>>
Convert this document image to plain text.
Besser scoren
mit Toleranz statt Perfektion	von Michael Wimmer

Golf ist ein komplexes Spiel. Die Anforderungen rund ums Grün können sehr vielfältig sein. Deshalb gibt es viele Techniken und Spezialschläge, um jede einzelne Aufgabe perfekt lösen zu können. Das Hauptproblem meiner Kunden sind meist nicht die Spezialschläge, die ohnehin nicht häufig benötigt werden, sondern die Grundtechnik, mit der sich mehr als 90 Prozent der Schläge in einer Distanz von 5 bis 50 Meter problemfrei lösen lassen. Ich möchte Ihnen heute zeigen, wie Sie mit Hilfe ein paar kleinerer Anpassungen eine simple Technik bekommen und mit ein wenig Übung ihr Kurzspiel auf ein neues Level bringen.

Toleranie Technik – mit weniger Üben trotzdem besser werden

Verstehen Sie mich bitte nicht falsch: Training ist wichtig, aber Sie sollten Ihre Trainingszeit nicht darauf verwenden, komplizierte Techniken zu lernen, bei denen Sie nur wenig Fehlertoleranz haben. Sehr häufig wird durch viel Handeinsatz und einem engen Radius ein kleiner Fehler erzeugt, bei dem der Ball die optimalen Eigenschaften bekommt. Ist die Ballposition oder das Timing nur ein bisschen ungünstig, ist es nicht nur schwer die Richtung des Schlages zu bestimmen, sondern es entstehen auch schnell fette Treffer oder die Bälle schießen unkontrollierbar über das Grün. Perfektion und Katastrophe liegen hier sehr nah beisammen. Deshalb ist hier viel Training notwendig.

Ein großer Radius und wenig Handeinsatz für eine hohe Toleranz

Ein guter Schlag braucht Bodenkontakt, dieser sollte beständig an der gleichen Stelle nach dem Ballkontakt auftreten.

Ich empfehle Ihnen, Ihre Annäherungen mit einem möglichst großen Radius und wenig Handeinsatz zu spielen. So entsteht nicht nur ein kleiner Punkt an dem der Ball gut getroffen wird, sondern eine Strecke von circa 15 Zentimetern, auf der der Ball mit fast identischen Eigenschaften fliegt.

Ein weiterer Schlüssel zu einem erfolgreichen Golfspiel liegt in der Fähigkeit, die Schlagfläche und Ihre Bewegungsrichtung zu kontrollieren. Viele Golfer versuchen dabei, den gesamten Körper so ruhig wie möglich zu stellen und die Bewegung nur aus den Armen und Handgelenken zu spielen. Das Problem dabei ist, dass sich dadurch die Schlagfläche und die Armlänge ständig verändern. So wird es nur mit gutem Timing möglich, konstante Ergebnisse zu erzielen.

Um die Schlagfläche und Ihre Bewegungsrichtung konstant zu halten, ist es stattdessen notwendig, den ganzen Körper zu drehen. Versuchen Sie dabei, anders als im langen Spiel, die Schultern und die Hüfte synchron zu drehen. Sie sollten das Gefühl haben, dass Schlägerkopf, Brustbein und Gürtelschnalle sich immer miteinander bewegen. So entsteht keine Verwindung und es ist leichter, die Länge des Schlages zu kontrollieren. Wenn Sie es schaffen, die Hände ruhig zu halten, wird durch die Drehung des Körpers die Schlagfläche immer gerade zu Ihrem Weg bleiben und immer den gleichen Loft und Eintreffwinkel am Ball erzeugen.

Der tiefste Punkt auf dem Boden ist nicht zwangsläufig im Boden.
<<
EXERCISE DETAILS: Search the listing for the string "Punkt". Copy each line where it turns up.

ANSWER TO THIS PROBLEM:
Ich empfehle Ihnen, Ihre Annäherungen mit einem möglichst großen Radius und wenig Handeinsatz zu spielen. So entsteht nicht nur ein kleiner Punkt an dem der Ball gut getroffen wird, sondern eine Strecke von circa 15 Zentimetern, auf der der Ball mit fast identischen Eigenschaften fliegt.
Der tiefste Punkt auf dem Boden ist nicht zwangsläufig im Boden.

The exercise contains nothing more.